Extracted data entries
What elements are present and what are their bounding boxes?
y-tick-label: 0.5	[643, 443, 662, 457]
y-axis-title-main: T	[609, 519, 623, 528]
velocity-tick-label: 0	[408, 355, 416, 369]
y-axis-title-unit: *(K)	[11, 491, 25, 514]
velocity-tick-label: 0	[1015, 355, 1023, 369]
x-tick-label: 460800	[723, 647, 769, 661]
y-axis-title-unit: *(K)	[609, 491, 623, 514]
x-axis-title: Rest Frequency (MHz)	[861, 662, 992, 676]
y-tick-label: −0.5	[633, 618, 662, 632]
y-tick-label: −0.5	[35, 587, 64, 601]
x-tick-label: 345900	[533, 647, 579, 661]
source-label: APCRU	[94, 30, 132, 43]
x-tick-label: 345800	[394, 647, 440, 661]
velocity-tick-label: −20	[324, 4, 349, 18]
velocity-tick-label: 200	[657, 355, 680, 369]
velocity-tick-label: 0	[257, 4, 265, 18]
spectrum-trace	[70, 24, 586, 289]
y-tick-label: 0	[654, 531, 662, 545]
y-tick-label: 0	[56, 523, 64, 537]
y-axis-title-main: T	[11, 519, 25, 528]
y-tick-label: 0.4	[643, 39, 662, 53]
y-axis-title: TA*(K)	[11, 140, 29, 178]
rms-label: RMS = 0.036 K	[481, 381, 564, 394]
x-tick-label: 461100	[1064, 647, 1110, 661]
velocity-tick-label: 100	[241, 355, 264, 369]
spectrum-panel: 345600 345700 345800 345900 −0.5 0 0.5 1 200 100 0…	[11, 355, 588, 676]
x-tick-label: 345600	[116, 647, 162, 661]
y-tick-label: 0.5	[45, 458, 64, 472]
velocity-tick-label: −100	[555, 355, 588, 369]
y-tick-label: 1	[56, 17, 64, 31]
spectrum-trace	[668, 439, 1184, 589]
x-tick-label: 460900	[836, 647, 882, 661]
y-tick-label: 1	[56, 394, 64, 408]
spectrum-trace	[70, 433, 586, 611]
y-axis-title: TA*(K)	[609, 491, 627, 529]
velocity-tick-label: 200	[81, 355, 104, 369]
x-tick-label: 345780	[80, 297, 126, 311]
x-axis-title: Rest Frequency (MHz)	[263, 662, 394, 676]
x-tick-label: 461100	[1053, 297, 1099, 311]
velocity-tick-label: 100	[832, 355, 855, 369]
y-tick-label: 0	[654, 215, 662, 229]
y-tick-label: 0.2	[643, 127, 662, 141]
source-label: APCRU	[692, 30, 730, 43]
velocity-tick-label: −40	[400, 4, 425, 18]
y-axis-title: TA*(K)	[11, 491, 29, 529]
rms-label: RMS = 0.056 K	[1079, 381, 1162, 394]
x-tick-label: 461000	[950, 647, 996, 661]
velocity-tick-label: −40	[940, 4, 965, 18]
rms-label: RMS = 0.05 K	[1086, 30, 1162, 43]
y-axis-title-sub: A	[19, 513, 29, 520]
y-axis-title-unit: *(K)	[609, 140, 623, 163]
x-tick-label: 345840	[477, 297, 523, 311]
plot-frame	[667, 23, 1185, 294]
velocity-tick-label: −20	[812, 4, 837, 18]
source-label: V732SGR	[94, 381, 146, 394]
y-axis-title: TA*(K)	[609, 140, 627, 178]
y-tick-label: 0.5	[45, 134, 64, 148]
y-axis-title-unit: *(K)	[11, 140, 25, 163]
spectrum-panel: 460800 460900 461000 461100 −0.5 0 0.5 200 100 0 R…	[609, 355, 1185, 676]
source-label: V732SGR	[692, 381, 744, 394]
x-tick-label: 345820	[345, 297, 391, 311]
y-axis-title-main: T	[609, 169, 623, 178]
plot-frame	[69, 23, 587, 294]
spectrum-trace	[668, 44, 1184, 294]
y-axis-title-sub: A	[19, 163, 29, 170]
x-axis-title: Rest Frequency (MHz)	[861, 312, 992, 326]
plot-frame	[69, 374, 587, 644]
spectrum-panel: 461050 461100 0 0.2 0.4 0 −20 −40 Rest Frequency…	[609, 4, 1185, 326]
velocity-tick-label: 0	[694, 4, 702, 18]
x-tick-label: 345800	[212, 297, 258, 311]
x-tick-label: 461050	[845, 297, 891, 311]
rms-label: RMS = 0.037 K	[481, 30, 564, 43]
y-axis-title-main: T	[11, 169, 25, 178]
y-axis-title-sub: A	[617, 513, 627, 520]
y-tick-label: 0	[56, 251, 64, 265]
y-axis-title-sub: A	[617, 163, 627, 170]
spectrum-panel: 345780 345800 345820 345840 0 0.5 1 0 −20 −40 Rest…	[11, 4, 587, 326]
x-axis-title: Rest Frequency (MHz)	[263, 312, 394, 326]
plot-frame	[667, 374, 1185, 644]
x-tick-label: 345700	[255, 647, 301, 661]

# [Requirements]
Write out every line of the entries from the very beginning down through the line containing "355, 104, 369]", including both of these end lines.

# [Task answer]
What elements are present and what are their bounding boxes?
y-tick-label: 0.5	[643, 443, 662, 457]
y-axis-title-main: T	[609, 519, 623, 528]
velocity-tick-label: 0	[408, 355, 416, 369]
y-axis-title-unit: *(K)	[11, 491, 25, 514]
velocity-tick-label: 0	[1015, 355, 1023, 369]
x-tick-label: 460800	[723, 647, 769, 661]
y-axis-title-unit: *(K)	[609, 491, 623, 514]
x-axis-title: Rest Frequency (MHz)	[861, 662, 992, 676]
y-tick-label: −0.5	[633, 618, 662, 632]
y-tick-label: −0.5	[35, 587, 64, 601]
x-tick-label: 345900	[533, 647, 579, 661]
source-label: APCRU	[94, 30, 132, 43]
x-tick-label: 345800	[394, 647, 440, 661]
velocity-tick-label: −20	[324, 4, 349, 18]
velocity-tick-label: 200	[657, 355, 680, 369]
velocity-tick-label: 0	[257, 4, 265, 18]
spectrum-trace	[70, 24, 586, 289]
y-tick-label: 0	[654, 531, 662, 545]
y-tick-label: 0	[56, 523, 64, 537]
y-axis-title-main: T	[11, 519, 25, 528]
y-tick-label: 0.4	[643, 39, 662, 53]
y-axis-title: TA*(K)	[11, 140, 29, 178]
rms-label: RMS = 0.036 K	[481, 381, 564, 394]
x-tick-label: 461100	[1064, 647, 1110, 661]
velocity-tick-label: 100	[241, 355, 264, 369]
spectrum-panel: 345600 345700 345800 345900 −0.5 0 0.5 1 200 100 0…	[11, 355, 588, 676]
x-tick-label: 345600	[116, 647, 162, 661]
y-tick-label: 0.5	[45, 458, 64, 472]
velocity-tick-label: −100	[555, 355, 588, 369]
y-tick-label: 1	[56, 17, 64, 31]
spectrum-trace	[668, 439, 1184, 589]
x-tick-label: 460900	[836, 647, 882, 661]
y-tick-label: 1	[56, 394, 64, 408]
spectrum-trace	[70, 433, 586, 611]
y-axis-title: TA*(K)	[609, 491, 627, 529]
velocity-tick-label: 200	[81, 355, 104, 369]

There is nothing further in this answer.